EXERCISE AIM
Repeat the data below exactly, dropping any pictures it holds.
* Begin PROVIDED DATA *
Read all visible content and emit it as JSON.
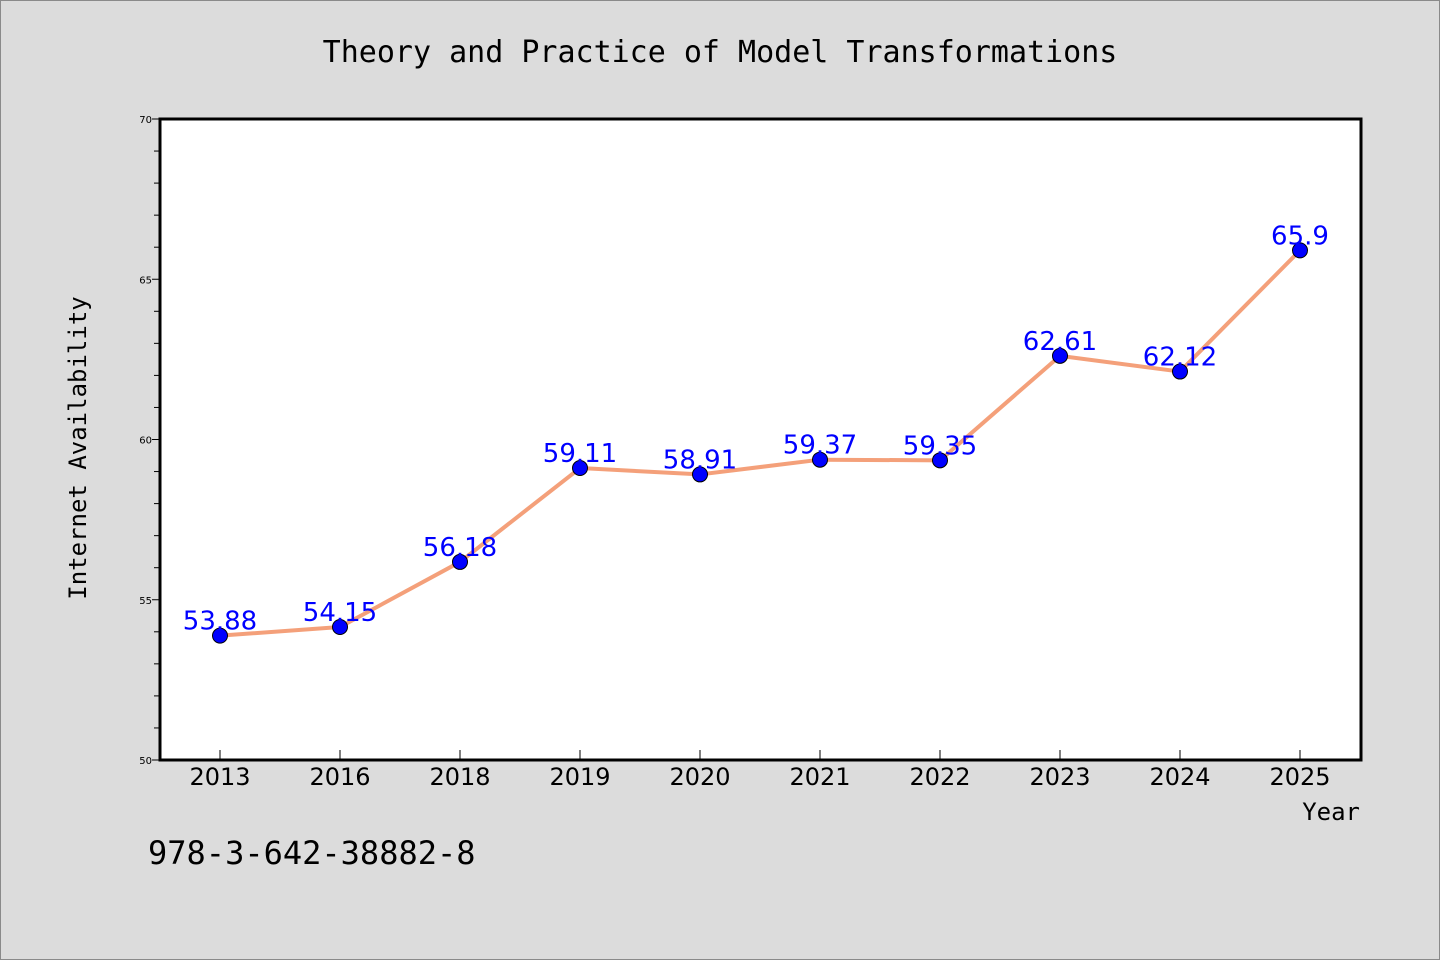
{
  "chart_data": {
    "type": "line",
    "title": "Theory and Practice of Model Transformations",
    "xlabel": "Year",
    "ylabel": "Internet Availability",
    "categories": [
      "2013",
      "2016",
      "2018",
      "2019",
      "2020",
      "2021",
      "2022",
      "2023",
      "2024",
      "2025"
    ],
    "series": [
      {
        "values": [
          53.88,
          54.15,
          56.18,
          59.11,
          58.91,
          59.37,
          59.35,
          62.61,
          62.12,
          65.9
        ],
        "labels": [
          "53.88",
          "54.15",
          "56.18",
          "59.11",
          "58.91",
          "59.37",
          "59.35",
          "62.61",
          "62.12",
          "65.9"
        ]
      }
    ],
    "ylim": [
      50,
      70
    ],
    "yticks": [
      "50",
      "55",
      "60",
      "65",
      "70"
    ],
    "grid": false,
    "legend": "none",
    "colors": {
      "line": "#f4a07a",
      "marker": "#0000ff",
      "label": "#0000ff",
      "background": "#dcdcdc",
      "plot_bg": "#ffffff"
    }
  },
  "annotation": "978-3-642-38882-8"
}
* End PROVIDED DATA *
ANSWER TO THIS TASK
Read all visible content and emit it as JSON.
{
  "chart_data": {
    "type": "line",
    "title": "Theory and Practice of Model Transformations",
    "xlabel": "Year",
    "ylabel": "Internet Availability",
    "categories": [
      "2013",
      "2016",
      "2018",
      "2019",
      "2020",
      "2021",
      "2022",
      "2023",
      "2024",
      "2025"
    ],
    "series": [
      {
        "values": [
          53.88,
          54.15,
          56.18,
          59.11,
          58.91,
          59.37,
          59.35,
          62.61,
          62.12,
          65.9
        ],
        "labels": [
          "53.88",
          "54.15",
          "56.18",
          "59.11",
          "58.91",
          "59.37",
          "59.35",
          "62.61",
          "62.12",
          "65.9"
        ]
      }
    ],
    "ylim": [
      50,
      70
    ],
    "yticks": [
      "50",
      "55",
      "60",
      "65",
      "70"
    ],
    "grid": false,
    "legend": "none",
    "colors": {
      "line": "#f4a07a",
      "marker": "#0000ff",
      "label": "#0000ff",
      "background": "#dcdcdc",
      "plot_bg": "#ffffff"
    }
  },
  "annotation": "978-3-642-38882-8"
}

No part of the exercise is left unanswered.